# Problem to work on
Copy each line below that contains "handle".

Material provided section start

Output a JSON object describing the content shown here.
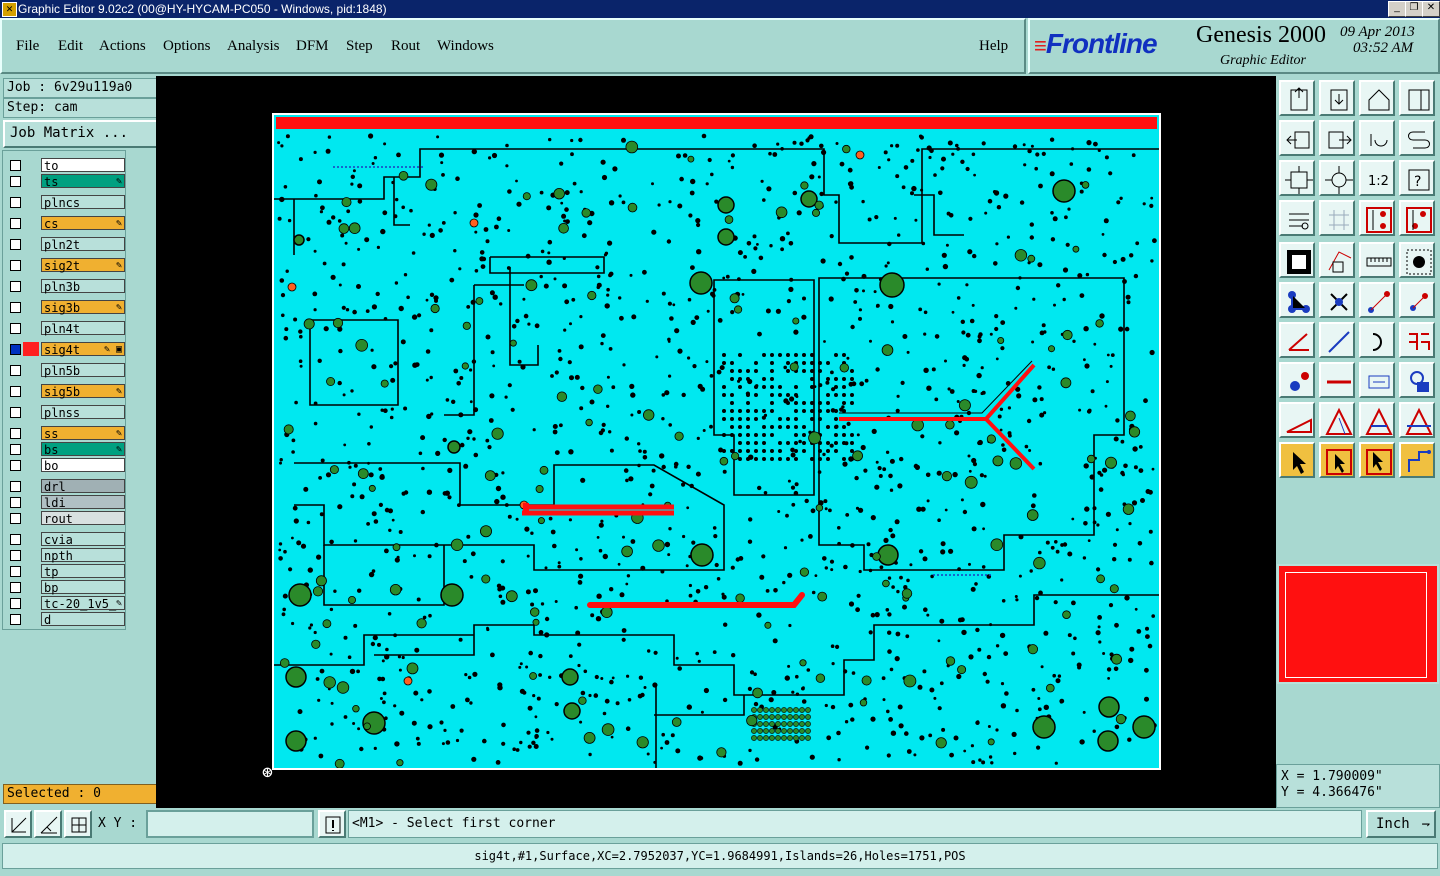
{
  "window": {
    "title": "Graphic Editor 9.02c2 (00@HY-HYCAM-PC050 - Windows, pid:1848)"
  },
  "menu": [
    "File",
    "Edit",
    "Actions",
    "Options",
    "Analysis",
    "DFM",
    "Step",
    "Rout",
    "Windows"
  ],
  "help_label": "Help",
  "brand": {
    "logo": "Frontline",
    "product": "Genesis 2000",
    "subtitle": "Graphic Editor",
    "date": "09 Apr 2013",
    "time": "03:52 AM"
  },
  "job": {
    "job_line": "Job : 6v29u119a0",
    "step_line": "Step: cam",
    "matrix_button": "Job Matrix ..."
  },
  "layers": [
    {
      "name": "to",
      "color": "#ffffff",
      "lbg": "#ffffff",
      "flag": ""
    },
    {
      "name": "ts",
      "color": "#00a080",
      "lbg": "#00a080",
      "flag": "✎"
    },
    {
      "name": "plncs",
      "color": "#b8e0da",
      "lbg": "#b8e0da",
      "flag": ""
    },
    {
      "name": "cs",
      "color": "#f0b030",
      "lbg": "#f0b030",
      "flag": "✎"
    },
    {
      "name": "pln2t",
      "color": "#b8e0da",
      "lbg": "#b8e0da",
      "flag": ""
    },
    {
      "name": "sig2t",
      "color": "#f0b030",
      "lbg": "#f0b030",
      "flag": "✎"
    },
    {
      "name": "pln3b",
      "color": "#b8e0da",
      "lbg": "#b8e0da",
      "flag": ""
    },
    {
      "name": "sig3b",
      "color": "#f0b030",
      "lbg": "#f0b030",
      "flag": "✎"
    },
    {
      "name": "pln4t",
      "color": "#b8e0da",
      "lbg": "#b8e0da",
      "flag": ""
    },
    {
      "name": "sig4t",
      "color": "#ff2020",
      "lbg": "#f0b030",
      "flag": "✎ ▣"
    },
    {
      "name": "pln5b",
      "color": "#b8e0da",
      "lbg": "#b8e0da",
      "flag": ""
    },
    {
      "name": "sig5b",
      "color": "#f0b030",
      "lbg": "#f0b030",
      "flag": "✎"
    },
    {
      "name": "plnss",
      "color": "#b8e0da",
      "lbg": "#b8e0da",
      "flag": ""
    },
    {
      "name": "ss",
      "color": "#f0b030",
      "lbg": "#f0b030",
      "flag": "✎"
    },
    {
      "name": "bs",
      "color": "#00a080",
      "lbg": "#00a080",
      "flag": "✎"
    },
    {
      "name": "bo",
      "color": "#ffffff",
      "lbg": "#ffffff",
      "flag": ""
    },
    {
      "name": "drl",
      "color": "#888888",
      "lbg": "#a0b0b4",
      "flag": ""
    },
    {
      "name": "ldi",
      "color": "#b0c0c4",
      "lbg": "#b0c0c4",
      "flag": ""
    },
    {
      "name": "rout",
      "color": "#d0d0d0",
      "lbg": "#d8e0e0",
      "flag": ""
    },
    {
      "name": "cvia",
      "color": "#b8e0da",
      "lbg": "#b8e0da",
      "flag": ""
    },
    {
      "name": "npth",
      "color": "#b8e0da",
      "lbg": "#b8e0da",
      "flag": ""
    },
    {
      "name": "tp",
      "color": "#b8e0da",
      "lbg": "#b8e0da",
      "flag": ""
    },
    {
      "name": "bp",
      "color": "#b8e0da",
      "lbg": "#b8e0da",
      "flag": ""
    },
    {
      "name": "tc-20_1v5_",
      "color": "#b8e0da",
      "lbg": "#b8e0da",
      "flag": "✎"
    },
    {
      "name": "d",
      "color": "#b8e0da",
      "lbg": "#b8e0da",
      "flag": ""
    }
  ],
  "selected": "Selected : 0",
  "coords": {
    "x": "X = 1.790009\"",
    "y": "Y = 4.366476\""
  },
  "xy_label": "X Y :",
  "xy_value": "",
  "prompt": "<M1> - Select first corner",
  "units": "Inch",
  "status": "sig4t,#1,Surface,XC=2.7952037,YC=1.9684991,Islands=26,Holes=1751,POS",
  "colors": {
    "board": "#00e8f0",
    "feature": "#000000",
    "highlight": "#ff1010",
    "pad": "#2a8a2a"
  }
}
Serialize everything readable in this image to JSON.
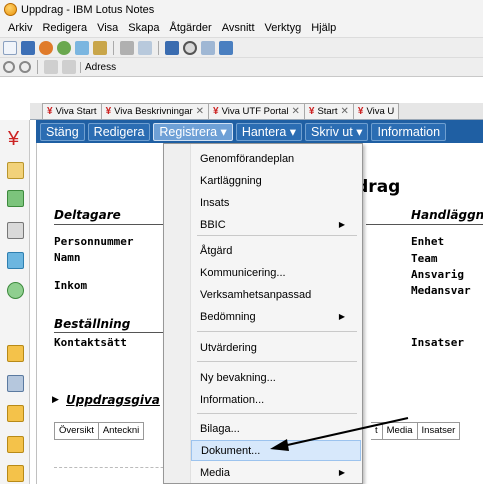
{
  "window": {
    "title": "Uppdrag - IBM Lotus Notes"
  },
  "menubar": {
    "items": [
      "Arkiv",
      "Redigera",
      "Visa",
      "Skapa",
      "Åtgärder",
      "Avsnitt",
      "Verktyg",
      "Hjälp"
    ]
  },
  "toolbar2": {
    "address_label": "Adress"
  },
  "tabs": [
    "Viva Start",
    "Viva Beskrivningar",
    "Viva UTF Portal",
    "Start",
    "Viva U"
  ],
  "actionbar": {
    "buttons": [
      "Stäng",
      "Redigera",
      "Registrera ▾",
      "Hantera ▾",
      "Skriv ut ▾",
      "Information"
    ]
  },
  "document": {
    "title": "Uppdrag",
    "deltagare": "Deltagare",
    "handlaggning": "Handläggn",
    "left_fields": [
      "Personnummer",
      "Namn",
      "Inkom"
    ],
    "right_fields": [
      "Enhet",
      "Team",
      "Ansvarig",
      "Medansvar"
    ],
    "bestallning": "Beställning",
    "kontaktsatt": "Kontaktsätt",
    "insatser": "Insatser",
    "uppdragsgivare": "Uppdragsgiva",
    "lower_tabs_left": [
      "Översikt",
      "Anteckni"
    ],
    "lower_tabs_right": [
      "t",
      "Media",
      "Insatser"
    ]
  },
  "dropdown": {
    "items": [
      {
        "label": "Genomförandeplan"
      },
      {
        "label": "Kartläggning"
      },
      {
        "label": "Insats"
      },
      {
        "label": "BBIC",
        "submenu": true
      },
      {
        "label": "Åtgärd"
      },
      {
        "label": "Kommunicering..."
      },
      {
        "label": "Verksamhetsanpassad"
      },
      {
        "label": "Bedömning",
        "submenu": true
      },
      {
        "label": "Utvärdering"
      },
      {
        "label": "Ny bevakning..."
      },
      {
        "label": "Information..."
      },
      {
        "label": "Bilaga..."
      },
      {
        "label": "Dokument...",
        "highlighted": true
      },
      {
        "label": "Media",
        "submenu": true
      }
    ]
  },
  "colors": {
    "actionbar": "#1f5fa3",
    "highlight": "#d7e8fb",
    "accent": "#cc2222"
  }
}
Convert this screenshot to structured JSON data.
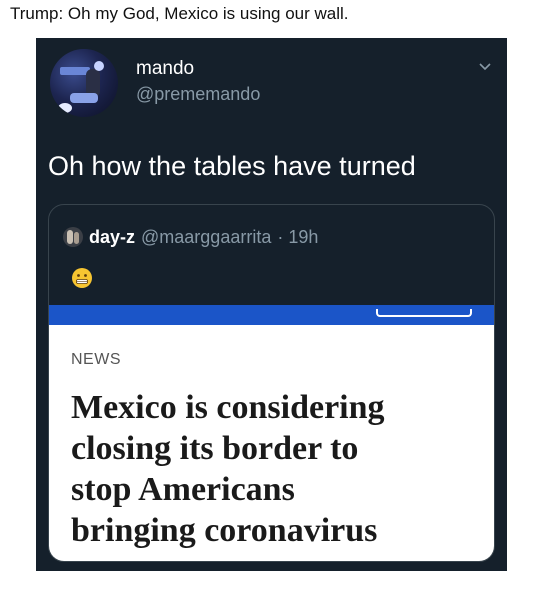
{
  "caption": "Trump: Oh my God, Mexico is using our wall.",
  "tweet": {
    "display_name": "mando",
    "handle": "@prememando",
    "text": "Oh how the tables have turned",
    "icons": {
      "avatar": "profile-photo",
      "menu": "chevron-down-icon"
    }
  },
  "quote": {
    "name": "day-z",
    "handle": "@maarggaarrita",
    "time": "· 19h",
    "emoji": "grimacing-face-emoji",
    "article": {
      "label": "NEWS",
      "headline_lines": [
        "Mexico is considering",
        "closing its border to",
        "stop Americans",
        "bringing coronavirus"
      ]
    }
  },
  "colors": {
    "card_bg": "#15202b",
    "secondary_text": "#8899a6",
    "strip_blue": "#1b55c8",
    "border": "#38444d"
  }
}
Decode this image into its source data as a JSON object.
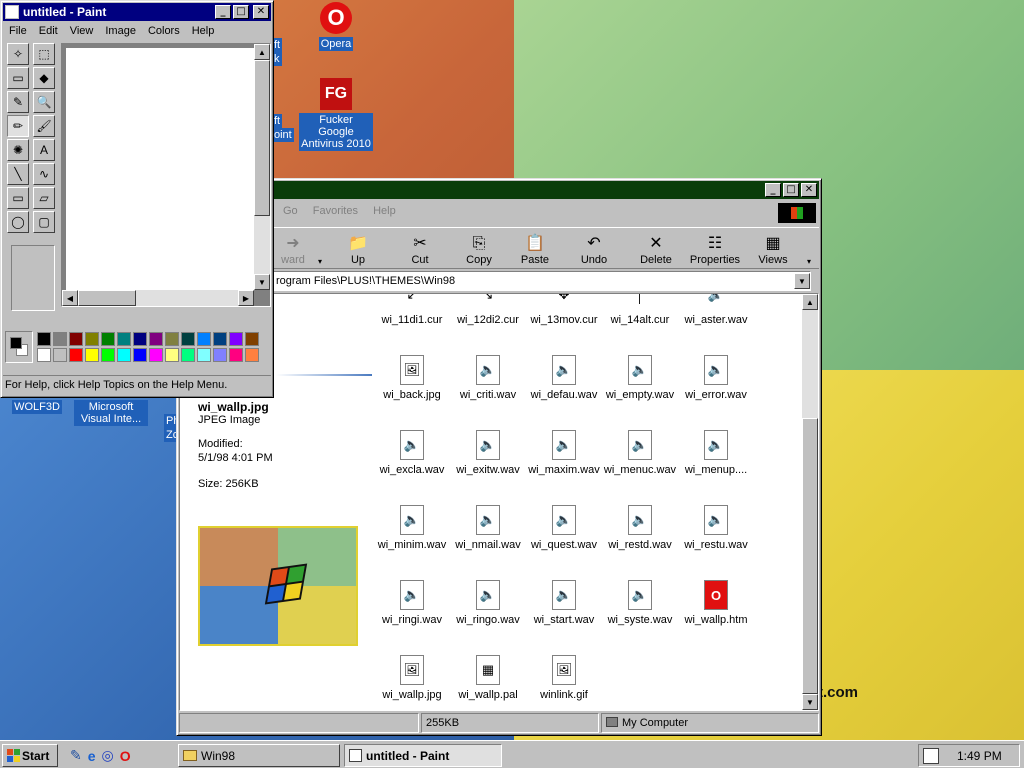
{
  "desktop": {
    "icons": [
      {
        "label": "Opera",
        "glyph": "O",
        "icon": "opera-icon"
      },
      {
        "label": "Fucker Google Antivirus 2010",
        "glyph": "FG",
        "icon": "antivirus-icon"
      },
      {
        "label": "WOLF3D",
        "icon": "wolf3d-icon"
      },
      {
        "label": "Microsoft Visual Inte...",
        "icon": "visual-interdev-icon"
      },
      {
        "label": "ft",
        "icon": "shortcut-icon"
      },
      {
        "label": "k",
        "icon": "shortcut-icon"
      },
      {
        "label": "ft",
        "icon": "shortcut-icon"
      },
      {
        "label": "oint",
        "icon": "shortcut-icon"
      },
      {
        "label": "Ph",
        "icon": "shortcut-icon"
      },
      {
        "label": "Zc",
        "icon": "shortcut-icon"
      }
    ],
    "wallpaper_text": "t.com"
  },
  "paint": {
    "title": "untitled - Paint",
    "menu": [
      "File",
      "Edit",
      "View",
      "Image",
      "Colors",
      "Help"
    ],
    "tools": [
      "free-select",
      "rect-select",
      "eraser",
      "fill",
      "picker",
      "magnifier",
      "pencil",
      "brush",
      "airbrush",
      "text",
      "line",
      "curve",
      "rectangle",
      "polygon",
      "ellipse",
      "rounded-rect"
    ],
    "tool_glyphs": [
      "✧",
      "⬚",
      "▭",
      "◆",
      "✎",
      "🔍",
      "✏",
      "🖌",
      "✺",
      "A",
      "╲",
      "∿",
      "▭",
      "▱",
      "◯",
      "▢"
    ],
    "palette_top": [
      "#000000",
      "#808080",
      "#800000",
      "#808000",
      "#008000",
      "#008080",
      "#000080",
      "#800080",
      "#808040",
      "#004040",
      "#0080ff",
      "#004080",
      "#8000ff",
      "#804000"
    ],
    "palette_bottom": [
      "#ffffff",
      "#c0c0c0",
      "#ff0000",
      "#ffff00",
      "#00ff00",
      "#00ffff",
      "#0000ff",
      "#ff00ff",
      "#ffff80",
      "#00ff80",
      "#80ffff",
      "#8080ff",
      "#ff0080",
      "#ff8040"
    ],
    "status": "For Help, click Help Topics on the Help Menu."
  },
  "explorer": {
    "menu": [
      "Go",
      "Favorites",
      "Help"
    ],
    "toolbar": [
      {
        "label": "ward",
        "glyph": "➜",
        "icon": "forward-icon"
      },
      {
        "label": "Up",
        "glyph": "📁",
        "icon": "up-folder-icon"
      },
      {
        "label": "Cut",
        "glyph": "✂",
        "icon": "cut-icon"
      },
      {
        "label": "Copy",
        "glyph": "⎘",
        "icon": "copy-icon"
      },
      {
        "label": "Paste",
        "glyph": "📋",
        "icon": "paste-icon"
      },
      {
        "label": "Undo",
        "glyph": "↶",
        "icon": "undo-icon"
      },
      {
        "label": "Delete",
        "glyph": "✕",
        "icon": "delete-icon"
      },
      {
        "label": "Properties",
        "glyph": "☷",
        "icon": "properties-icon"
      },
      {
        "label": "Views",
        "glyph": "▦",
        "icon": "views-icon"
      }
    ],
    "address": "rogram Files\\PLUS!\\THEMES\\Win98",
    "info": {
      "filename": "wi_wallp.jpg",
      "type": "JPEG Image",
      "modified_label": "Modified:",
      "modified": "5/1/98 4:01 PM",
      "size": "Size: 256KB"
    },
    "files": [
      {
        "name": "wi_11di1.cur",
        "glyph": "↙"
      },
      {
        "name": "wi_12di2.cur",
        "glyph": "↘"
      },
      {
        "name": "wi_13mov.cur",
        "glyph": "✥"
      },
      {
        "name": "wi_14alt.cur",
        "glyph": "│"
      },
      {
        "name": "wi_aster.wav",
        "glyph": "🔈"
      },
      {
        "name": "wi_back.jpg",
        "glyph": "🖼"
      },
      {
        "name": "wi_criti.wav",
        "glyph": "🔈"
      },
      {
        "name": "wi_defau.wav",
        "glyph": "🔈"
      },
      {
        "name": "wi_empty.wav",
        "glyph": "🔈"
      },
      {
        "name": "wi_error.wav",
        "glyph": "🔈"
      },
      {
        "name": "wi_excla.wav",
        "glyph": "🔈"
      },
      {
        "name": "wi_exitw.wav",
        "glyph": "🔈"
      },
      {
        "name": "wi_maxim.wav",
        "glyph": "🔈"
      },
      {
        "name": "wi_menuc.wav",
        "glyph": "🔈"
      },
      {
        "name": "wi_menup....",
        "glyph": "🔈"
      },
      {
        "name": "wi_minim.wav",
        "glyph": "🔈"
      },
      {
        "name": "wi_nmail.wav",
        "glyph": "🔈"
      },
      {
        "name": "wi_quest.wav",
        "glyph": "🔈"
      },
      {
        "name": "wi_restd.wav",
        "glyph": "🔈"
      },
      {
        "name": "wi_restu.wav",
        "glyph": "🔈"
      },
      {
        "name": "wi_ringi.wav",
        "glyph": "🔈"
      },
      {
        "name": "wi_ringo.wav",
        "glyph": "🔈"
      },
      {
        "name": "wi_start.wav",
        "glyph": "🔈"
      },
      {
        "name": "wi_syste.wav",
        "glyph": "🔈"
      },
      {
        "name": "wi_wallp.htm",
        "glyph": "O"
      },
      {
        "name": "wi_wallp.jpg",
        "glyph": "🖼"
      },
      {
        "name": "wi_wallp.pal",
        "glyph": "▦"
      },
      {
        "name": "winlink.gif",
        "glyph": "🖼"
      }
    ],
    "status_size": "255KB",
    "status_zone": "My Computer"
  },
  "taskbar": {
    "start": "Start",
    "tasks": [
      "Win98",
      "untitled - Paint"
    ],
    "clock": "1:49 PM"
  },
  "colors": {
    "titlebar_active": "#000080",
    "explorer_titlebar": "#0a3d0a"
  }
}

Material provided section end

# Result of this exercise
    "handle": "@prememando",
    "handle": "@maarggaarrita",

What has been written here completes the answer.